WORK REQUIRED
Select each line where the word "схемы" appears.

MATERIAL TO PROCESS
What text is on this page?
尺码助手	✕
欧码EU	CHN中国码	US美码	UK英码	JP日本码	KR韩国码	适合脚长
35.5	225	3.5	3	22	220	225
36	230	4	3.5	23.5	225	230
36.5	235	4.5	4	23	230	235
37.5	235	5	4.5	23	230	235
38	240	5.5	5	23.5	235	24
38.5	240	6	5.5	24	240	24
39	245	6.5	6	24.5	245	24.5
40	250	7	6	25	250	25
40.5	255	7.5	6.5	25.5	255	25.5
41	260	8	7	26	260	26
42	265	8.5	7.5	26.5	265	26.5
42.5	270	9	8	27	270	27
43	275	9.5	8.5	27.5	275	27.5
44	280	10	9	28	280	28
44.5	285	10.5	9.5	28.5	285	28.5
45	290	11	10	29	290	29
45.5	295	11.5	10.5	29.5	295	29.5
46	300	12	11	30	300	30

* * *

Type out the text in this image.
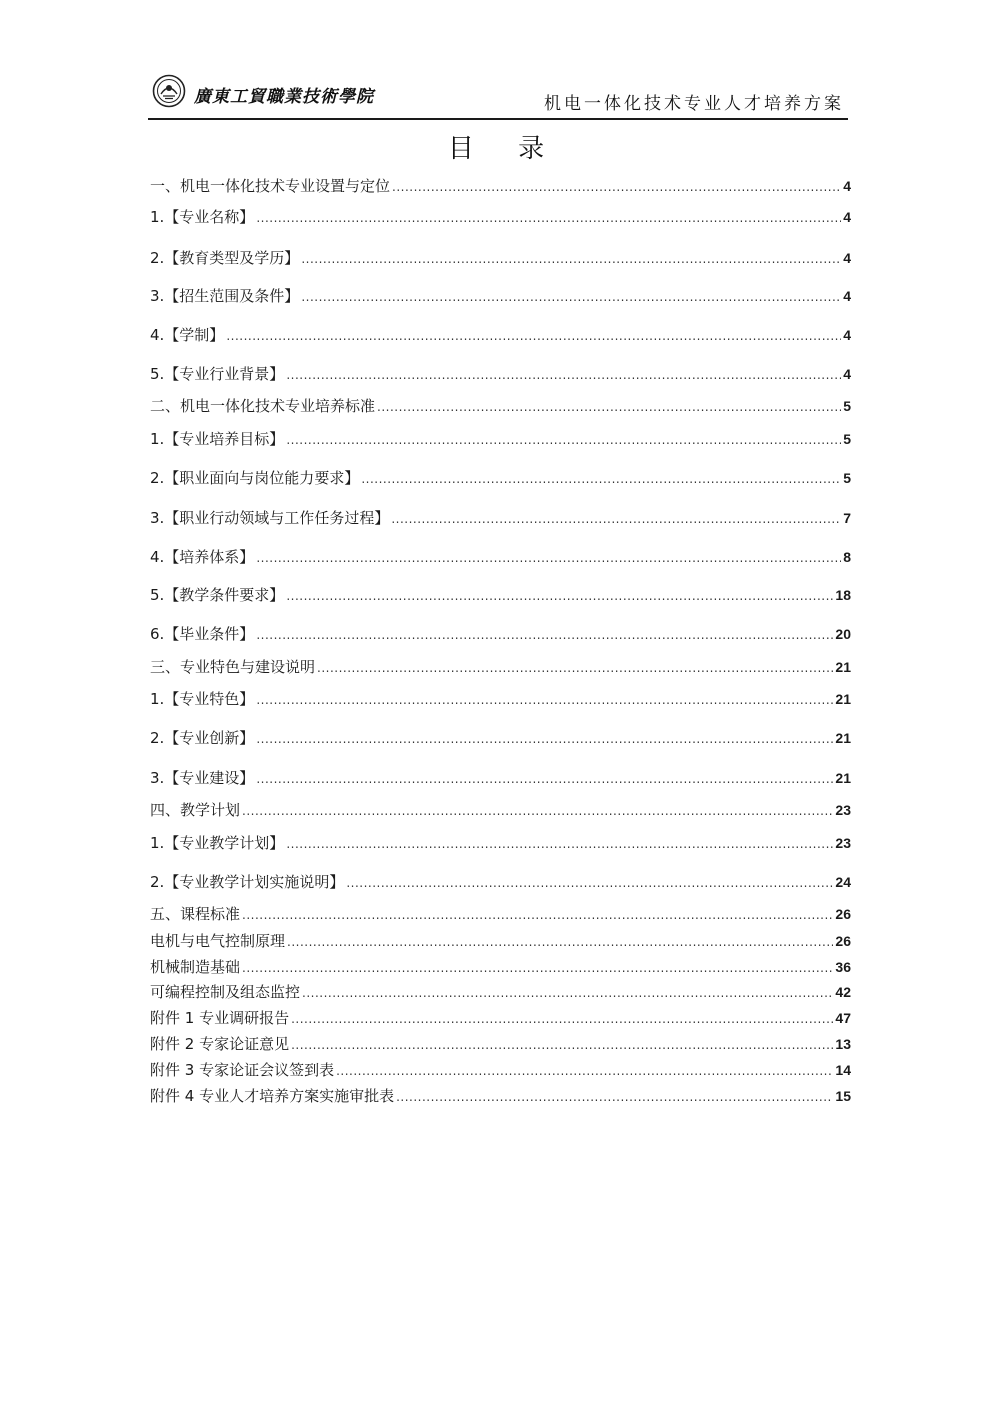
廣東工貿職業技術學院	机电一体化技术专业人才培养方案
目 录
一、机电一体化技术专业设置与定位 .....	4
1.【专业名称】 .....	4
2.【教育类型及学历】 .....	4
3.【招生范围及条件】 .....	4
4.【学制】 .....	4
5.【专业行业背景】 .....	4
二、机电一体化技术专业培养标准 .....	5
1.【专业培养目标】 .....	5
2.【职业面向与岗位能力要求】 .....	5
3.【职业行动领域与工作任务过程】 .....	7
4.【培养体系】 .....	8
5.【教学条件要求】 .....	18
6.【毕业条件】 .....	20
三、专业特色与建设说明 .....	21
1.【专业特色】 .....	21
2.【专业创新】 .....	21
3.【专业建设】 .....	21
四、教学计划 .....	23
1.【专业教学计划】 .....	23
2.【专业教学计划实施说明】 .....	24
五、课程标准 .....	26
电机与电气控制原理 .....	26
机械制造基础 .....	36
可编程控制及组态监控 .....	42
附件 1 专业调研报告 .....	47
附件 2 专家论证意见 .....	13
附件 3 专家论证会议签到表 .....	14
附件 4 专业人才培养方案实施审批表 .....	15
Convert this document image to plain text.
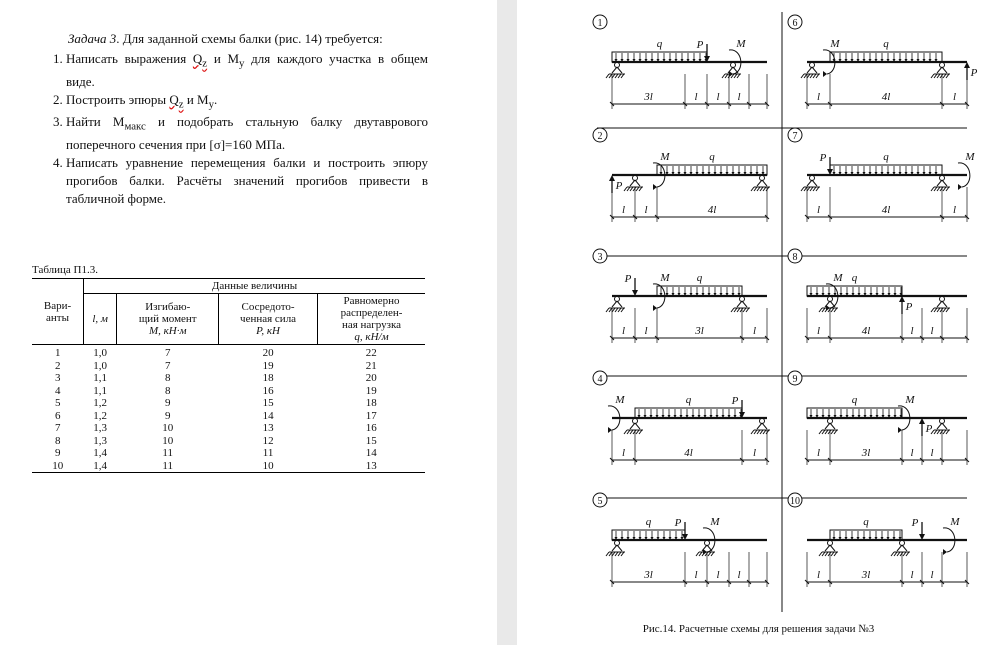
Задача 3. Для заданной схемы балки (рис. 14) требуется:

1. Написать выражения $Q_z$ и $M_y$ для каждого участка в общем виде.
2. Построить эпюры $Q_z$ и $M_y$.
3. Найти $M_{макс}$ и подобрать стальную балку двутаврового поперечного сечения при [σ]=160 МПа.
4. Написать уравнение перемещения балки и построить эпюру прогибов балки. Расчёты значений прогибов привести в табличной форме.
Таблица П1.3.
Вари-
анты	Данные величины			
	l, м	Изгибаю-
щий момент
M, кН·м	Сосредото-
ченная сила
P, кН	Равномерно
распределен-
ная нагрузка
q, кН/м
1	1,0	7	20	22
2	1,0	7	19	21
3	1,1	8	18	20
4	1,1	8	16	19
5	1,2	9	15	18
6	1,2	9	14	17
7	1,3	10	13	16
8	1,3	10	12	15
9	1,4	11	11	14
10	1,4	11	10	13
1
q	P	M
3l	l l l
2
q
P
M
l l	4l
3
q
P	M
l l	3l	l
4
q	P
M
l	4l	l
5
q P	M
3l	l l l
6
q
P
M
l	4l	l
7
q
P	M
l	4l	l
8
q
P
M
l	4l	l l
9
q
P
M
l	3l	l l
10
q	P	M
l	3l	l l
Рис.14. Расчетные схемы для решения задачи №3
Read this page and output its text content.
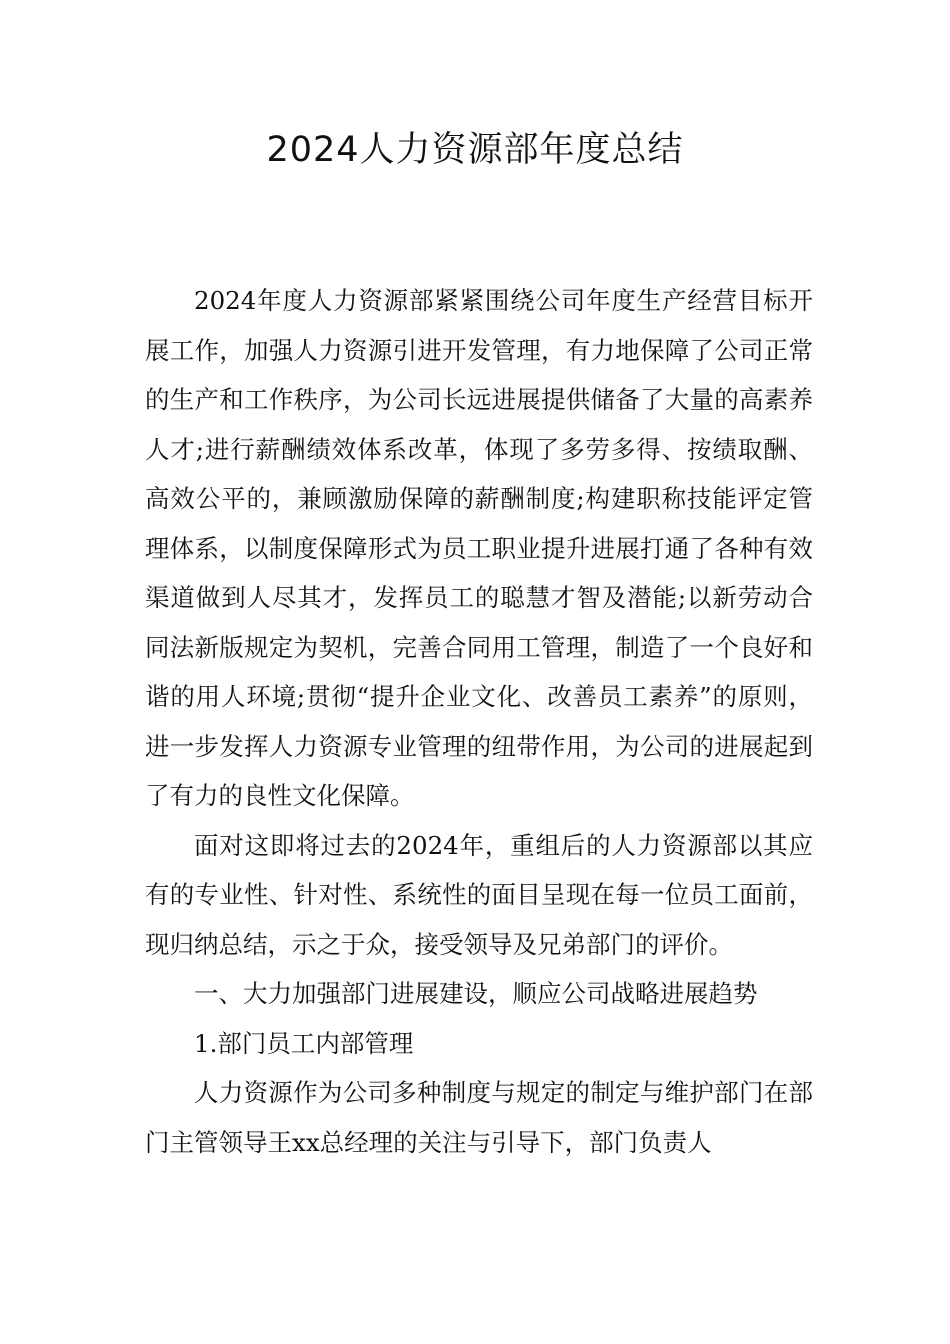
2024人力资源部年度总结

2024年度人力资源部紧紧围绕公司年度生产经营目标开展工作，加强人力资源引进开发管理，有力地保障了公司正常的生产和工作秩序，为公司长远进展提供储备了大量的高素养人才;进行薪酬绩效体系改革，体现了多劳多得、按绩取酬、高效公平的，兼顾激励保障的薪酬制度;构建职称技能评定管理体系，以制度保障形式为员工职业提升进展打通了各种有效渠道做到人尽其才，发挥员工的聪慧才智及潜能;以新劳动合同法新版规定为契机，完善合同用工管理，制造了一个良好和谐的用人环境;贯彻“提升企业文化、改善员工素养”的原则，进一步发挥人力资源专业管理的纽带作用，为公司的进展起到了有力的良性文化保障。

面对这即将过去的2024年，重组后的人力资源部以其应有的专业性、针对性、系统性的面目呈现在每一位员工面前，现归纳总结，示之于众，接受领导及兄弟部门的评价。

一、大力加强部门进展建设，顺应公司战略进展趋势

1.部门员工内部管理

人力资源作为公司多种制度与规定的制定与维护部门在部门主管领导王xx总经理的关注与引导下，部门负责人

SOLUTION FOR THIS EXERCISE
Задача 3. Для заданной схемы балки (рис. 14) требуется:
Рис.14. Расчетные схемы для решения задачи №3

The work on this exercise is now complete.